- EXERCÍCIOS:
A. No texto sobre o carnaval de Itabira, qual escola de samba do Rio foi levada à cidade no fim da década de 1960?
B. Reproduza, do texto sobre o carnaval de Itabira, o trecho que vai de "Já na década" até "de sua autoria.".
-------- TEXTO DE LEITURA
Com as escolas de samba, plumas, miçangas e paetês migram para as avenidas
Carlos Cruz*
Assim como acontece na vida das pessoas, o carnaval de Itabira também segue tendências – e sofre influências de outros carnavais. É o antropofagismo cultural, é o caetanear o que há de bom de um e de outro. E não se observa também uma fase sem a coexistência de outras – muitas fases existiram simultaneamente. Terminava o desfile das escolas de samba – e o termo é bem este, as escolas desfilavam e o povo nas arquibancadas assistia e aplaudia, ou não – boa parte do público seguia para casa e os foliões terminavam a brincadeira de carnaval nos clubes (Leia aqui também).

É fato que as escolas de samba seguiam o modelo ditado pelo Rio, claro que guardadas todas as proporções cabíveis na comparação. A vinda a Itabira da escola de samba Portela, do Rio, trazida pelo carnavalesco ex-prefeito Daniel Grisolia, no fim da década de 1960, por certo inspirou a formação de escolas de samba nas décadas seguintes. Mas a fanfarra do Tobias, depois a Gente Humilde, surgiram muito antes, na década de 1950 e meados da de 60.
A primeira escola

Já na década de 1970, um grupo de jovens do bairro Bela Vista fundou o bloco carnavalesco Apaches da Belinha, “Cinquenta rapazes, não havia moças, fantasiados de índios desfilaram na avenida Daniel Jardim de Grisolia, ao som da bateria emprestada pelo grupo de escoteiros. Foi quando compus o meu primeiro samba-enredo (Descobrimento de Itabira) ”, recorda Marconi Ferreira, que foi um dos caciques do bloco.

“No século passado, homens valentes e ousados/avistaram uma pedra azul/vinham de terras distantes/em busca de riquezas nas Minas Gerais/viajaram muitos dias sem parar/entre vales e colinas/até perto da pedra chegar/Formaram um pequeno povoado/fizeram uma igrejinha para à noite rezar/Ôô Do tupi guarani, esta pedra se transformou em Itabira”, foi a letra do primeiro samba-enredo de sua autoria.
----------------
-------- AMOSTRA DOS DADOS
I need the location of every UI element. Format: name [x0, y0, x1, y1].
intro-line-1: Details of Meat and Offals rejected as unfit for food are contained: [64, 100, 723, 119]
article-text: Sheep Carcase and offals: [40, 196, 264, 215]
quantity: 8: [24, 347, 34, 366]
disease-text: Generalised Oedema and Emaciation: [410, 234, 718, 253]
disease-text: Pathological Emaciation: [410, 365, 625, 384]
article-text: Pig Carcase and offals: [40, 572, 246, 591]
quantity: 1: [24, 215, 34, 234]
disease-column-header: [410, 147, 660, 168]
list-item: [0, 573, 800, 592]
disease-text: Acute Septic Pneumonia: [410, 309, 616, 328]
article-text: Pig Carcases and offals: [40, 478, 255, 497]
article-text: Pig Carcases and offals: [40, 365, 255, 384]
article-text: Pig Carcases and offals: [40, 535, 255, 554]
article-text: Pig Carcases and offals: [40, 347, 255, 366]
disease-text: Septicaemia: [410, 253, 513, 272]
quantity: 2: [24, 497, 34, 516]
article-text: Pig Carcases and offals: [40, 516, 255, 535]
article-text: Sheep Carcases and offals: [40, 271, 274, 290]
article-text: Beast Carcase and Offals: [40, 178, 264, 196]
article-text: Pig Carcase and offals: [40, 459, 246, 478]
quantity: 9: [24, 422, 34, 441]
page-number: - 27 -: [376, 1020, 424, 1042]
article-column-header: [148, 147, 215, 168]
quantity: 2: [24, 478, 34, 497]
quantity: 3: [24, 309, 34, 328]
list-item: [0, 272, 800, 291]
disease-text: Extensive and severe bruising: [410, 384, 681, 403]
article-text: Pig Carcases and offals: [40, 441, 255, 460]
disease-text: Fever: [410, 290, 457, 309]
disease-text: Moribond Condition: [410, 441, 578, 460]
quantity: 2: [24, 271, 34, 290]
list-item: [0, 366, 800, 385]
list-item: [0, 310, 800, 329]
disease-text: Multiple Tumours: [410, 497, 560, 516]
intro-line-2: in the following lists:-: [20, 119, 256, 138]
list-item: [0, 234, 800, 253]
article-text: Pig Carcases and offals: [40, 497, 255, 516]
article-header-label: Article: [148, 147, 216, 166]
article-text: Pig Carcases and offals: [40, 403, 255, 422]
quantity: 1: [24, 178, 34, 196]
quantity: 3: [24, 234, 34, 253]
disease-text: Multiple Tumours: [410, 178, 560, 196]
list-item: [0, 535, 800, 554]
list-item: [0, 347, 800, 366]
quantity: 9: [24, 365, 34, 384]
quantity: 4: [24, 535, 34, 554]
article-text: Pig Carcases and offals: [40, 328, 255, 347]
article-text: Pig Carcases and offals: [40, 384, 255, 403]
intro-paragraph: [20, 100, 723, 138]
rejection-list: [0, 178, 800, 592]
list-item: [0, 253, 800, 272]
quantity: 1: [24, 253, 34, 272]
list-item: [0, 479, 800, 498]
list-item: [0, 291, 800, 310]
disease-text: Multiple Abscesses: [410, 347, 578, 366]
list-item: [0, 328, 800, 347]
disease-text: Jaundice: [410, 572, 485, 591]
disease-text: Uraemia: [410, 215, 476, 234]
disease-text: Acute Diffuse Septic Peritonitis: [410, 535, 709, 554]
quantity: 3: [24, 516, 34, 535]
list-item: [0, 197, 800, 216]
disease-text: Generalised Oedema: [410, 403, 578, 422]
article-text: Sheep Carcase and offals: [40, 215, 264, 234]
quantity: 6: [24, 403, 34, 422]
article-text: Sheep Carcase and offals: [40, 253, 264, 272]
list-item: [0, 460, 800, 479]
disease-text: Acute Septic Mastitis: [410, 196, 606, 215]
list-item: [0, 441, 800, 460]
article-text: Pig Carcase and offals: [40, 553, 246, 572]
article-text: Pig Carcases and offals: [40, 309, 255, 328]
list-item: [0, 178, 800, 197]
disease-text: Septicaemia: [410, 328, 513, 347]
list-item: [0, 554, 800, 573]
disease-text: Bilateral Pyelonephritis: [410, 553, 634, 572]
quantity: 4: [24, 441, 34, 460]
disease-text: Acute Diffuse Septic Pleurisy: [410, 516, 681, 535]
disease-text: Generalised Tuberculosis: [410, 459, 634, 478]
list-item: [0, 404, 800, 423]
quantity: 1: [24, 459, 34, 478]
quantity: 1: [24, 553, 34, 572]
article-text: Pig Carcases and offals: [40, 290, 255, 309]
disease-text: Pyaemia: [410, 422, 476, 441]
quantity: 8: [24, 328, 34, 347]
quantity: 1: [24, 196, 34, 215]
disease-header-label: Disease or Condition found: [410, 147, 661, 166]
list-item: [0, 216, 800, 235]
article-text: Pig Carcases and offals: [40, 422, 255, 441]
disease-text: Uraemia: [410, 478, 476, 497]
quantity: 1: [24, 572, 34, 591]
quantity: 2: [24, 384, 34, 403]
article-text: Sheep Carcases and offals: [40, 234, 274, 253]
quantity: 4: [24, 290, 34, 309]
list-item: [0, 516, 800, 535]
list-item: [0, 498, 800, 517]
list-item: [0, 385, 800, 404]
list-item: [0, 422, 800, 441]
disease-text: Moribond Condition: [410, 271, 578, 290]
----------------
-------- AMOSTRA DOS DADOS
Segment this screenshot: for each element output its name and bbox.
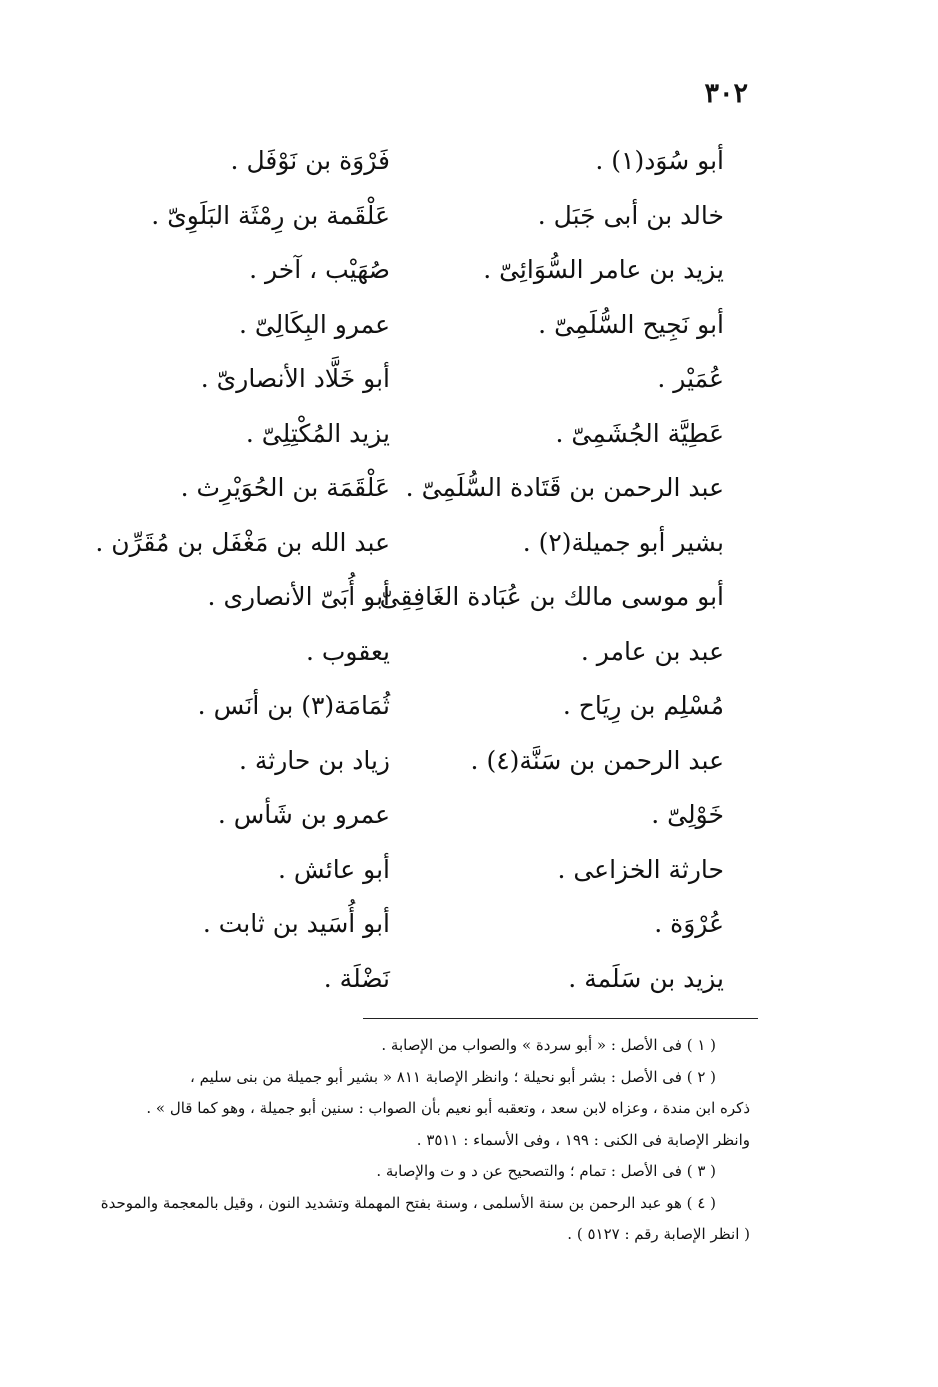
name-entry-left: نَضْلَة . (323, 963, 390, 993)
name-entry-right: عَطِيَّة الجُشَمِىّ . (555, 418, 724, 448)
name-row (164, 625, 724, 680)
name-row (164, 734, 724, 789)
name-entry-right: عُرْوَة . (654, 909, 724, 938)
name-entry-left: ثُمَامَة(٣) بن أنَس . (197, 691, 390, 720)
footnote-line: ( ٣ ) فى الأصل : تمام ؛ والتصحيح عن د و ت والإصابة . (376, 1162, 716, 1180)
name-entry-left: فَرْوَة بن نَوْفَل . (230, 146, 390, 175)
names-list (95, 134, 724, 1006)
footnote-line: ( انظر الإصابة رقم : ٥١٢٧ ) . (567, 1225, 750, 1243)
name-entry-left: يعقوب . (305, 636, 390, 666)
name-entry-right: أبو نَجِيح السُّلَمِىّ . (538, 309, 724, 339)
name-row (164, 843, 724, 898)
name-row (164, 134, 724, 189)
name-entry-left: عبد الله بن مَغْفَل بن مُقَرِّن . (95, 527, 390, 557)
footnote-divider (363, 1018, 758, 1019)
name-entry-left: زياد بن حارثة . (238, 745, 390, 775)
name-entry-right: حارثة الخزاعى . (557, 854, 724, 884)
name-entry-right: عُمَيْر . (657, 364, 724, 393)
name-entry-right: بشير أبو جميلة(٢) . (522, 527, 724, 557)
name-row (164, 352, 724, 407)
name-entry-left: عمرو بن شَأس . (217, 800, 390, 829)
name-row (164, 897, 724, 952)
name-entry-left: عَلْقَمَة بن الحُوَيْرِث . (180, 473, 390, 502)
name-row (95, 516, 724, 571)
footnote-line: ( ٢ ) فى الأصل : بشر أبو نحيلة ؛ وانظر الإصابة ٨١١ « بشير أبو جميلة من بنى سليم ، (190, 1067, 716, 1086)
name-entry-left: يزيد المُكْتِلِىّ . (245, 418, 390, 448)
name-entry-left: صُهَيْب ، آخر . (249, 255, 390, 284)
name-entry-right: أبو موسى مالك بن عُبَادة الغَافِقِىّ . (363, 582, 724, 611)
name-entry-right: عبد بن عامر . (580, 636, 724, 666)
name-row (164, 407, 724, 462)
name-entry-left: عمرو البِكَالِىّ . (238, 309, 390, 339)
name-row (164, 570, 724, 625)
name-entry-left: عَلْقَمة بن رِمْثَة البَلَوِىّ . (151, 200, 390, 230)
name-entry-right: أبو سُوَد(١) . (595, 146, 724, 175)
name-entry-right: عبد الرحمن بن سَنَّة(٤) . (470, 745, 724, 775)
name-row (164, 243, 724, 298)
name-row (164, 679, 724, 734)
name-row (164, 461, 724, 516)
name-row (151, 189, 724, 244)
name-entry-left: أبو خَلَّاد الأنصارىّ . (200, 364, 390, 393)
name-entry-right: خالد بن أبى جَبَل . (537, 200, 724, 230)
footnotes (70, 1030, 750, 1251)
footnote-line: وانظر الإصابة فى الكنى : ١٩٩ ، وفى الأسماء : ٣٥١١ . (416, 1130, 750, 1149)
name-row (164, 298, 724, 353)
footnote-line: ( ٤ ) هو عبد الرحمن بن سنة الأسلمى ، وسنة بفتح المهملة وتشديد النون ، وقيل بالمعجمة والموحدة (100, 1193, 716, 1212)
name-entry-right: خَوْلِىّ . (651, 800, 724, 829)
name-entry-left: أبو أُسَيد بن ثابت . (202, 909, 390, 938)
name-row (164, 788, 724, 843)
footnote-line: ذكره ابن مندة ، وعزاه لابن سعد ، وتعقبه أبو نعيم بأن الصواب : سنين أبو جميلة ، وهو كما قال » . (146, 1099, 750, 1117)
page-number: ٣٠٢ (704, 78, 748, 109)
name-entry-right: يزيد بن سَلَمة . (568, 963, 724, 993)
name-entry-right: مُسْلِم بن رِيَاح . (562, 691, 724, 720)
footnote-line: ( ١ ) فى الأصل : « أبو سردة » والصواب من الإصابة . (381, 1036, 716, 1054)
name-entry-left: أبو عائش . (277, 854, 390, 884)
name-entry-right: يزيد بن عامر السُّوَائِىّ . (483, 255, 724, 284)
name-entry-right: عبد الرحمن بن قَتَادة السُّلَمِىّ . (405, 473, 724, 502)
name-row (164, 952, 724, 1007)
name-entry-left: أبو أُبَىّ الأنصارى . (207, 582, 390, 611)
----------------
-------- AMOSTRA DOS DADOS
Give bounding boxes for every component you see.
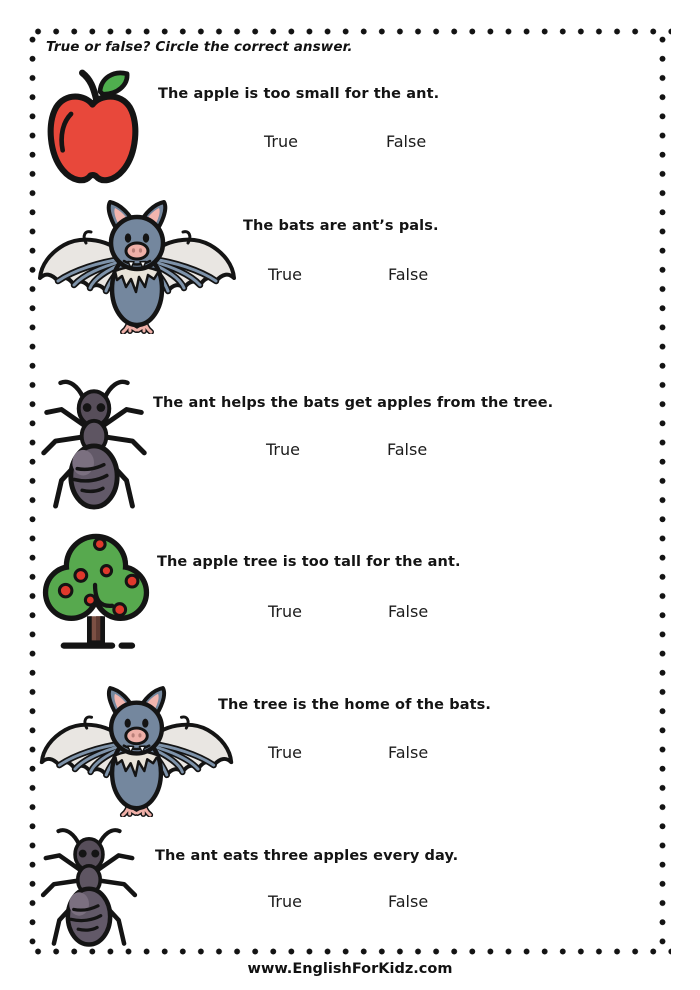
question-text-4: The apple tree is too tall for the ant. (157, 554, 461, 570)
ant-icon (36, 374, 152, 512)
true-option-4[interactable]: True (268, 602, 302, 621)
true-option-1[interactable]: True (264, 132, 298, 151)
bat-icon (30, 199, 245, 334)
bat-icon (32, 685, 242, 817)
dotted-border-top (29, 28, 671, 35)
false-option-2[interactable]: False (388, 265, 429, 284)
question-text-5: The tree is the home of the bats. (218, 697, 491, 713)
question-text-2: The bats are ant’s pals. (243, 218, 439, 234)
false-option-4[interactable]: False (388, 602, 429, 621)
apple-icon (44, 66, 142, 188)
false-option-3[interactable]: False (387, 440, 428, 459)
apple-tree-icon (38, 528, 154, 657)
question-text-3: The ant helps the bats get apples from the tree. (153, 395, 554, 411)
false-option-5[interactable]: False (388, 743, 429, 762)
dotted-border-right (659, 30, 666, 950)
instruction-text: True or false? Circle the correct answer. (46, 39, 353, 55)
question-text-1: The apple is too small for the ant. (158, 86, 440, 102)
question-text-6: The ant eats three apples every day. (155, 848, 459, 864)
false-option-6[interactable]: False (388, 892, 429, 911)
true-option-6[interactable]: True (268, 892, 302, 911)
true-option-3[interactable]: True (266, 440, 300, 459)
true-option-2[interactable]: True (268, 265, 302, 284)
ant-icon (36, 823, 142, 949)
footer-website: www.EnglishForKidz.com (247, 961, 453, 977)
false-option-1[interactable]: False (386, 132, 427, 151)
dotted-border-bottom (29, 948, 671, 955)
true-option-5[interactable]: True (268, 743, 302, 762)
----------------
- RESPOSTAS:
A. A Portela.

B.
Já na década de 1970, um grupo de jovens do bairro Bela Vista fundou o bloco carnavalesco Apaches da Belinha, “Cinquenta rapazes, não havia moças, fantasiados de índios desfilaram na avenida Daniel Jardim de Grisolia, ao som da bateria emprestada pelo grupo de escoteiros. Foi quando compus o meu primeiro samba-enredo (Descobrimento de Itabira) ”, recorda Marconi Ferreira, que foi um dos caciques do bloco.

“No século passado, homens valentes e ousados/avistaram uma pedra azul/vinham de terras distantes/em busca de riquezas nas Minas Gerais/viajaram muitos dias sem parar/entre vales e colinas/até perto da pedra chegar/Formaram um pequeno povoado/fizeram uma igrejinha para à noite rezar/Ôô Do tupi guarani, esta pedra se transformou em Itabira”, foi a letra do primeiro samba-enredo de sua autoria.